> DATASET ENTRIES
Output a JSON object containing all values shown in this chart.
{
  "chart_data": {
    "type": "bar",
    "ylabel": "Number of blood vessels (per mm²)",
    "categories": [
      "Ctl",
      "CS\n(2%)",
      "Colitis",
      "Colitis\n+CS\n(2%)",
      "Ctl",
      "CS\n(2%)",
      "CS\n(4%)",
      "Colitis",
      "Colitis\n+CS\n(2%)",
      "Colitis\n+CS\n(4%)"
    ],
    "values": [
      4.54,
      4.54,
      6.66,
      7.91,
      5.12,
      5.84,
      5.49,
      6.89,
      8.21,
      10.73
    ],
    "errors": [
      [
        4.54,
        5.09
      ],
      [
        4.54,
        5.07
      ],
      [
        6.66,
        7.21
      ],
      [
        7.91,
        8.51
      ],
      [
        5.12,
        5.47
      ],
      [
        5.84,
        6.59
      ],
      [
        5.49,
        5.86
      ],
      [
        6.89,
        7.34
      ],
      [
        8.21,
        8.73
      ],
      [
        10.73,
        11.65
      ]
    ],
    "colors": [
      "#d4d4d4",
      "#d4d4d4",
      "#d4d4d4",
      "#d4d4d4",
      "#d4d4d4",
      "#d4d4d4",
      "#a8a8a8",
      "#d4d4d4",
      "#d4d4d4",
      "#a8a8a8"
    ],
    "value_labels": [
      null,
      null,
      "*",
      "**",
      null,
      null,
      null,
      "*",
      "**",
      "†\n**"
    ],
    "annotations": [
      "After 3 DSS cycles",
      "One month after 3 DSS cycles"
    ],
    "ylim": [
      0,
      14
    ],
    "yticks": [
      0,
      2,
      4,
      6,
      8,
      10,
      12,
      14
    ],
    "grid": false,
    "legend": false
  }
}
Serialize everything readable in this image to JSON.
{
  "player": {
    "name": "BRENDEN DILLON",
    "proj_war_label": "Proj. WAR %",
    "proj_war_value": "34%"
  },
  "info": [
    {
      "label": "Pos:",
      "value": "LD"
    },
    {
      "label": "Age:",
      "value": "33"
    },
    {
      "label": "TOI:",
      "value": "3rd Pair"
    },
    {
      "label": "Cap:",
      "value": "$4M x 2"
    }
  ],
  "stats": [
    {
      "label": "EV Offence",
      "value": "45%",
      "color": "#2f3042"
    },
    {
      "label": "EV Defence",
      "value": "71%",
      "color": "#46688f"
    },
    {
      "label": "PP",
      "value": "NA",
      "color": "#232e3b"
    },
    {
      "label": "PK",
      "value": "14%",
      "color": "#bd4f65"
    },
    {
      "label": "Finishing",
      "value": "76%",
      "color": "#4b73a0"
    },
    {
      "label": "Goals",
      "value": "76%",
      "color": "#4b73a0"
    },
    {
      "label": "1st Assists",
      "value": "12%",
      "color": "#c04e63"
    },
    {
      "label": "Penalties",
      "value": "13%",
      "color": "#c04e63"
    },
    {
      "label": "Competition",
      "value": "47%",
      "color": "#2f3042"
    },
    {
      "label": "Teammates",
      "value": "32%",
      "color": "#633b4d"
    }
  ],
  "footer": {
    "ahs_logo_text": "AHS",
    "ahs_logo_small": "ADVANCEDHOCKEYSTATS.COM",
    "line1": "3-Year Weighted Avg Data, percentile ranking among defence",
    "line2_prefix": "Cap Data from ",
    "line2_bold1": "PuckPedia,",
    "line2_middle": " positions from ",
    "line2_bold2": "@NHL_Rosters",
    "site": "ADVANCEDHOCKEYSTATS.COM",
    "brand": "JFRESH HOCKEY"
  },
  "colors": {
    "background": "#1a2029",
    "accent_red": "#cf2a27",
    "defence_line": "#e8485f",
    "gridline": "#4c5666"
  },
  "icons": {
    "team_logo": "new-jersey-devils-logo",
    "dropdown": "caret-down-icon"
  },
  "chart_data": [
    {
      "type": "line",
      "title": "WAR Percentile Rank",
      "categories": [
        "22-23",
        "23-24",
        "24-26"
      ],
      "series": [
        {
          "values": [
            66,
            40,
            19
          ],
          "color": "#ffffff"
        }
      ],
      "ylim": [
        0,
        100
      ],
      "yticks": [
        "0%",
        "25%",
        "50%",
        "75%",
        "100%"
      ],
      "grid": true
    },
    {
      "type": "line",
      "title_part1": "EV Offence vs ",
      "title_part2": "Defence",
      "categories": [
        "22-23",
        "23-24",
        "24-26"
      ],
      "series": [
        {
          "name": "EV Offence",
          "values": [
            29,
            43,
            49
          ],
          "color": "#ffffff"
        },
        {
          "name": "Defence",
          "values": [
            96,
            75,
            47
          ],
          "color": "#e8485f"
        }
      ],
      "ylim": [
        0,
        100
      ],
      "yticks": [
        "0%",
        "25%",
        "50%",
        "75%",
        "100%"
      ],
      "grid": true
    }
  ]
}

> PROBLEM DESCRIPTION
Extract each line from the listing above, please, and repeat it exactly.

> ANSWER TO THIS TASK
Output a JSON object containing all values shown in this chart.
{
  "chart_data": {
    "type": "bar",
    "ylabel": "Number of blood vessels (per mm²)",
    "categories": [
      "Ctl",
      "CS\n(2%)",
      "Colitis",
      "Colitis\n+CS\n(2%)",
      "Ctl",
      "CS\n(2%)",
      "CS\n(4%)",
      "Colitis",
      "Colitis\n+CS\n(2%)",
      "Colitis\n+CS\n(4%)"
    ],
    "values": [
      4.54,
      4.54,
      6.66,
      7.91,
      5.12,
      5.84,
      5.49,
      6.89,
      8.21,
      10.73
    ],
    "errors": [
      [
        4.54,
        5.09
      ],
      [
        4.54,
        5.07
      ],
      [
        6.66,
        7.21
      ],
      [
        7.91,
        8.51
      ],
      [
        5.12,
        5.47
      ],
      [
        5.84,
        6.59
      ],
      [
        5.49,
        5.86
      ],
      [
        6.89,
        7.34
      ],
      [
        8.21,
        8.73
      ],
      [
        10.73,
        11.65
      ]
    ],
    "colors": [
      "#d4d4d4",
      "#d4d4d4",
      "#d4d4d4",
      "#d4d4d4",
      "#d4d4d4",
      "#d4d4d4",
      "#a8a8a8",
      "#d4d4d4",
      "#d4d4d4",
      "#a8a8a8"
    ],
    "value_labels": [
      null,
      null,
      "*",
      "**",
      null,
      null,
      null,
      "*",
      "**",
      "†\n**"
    ],
    "annotations": [
      "After 3 DSS cycles",
      "One month after 3 DSS cycles"
    ],
    "ylim": [
      0,
      14
    ],
    "yticks": [
      0,
      2,
      4,
      6,
      8,
      10,
      12,
      14
    ],
    "grid": false,
    "legend": false
  }
}
Serialize everything readable in this image to JSON.
{
  "player": {
    "name": "BRENDEN DILLON",
    "proj_war_label": "Proj. WAR %",
    "proj_war_value": "34%"
  },
  "info": [
    {
      "label": "Pos:",
      "value": "LD"
    },
    {
      "label": "Age:",
      "value": "33"
    },
    {
      "label": "TOI:",
      "value": "3rd Pair"
    },
    {
      "label": "Cap:",
      "value": "$4M x 2"
    }
  ],
  "stats": [
    {
      "label": "EV Offence",
      "value": "45%",
      "color": "#2f3042"
    },
    {
      "label": "EV Defence",
      "value": "71%",
      "color": "#46688f"
    },
    {
      "label": "PP",
      "value": "NA",
      "color": "#232e3b"
    },
    {
      "label": "PK",
      "value": "14%",
      "color": "#bd4f65"
    },
    {
      "label": "Finishing",
      "value": "76%",
      "color": "#4b73a0"
    },
    {
      "label": "Goals",
      "value": "76%",
      "color": "#4b73a0"
    },
    {
      "label": "1st Assists",
      "value": "12%",
      "color": "#c04e63"
    },
    {
      "label": "Penalties",
      "value": "13%",
      "color": "#c04e63"
    },
    {
      "label": "Competition",
      "value": "47%",
      "color": "#2f3042"
    },
    {
      "label": "Teammates",
      "value": "32%",
      "color": "#633b4d"
    }
  ],
  "footer": {
    "ahs_logo_text": "AHS",
    "ahs_logo_small": "ADVANCEDHOCKEYSTATS.COM",
    "line1": "3-Year Weighted Avg Data, percentile ranking among defence",
    "line2_prefix": "Cap Data from ",
    "line2_bold1": "PuckPedia,",
    "line2_middle": " positions from ",
    "line2_bold2": "@NHL_Rosters",
    "site": "ADVANCEDHOCKEYSTATS.COM",
    "brand": "JFRESH HOCKEY"
  },
  "colors": {
    "background": "#1a2029",
    "accent_red": "#cf2a27",
    "defence_line": "#e8485f",
    "gridline": "#4c5666"
  },
  "icons": {
    "team_logo": "new-jersey-devils-logo",
    "dropdown": "caret-down-icon"
  },
  "chart_data": [
    {
      "type": "line",
      "title": "WAR Percentile Rank",
      "categories": [
        "22-23",
        "23-24",
        "24-26"
      ],
      "series": [
        {
          "values": [
            66,
            40,
            19
          ],
          "color": "#ffffff"
        }
      ],
      "ylim": [
        0,
        100
      ],
      "yticks": [
        "0%",
        "25%",
        "50%",
        "75%",
        "100%"
      ],
      "grid": true
    },
    {
      "type": "line",
      "title_part1": "EV Offence vs ",
      "title_part2": "Defence",
      "categories": [
        "22-23",
        "23-24",
        "24-26"
      ],
      "series": [
        {
          "name": "EV Offence",
          "values": [
            29,
            43,
            49
          ],
          "color": "#ffffff"
        },
        {
          "name": "Defence",
          "values": [
            96,
            75,
            47
          ],
          "color": "#e8485f"
        }
      ],
      "ylim": [
        0,
        100
      ],
      "yticks": [
        "0%",
        "25%",
        "50%",
        "75%",
        "100%"
      ],
      "grid": true
    }
  ]
}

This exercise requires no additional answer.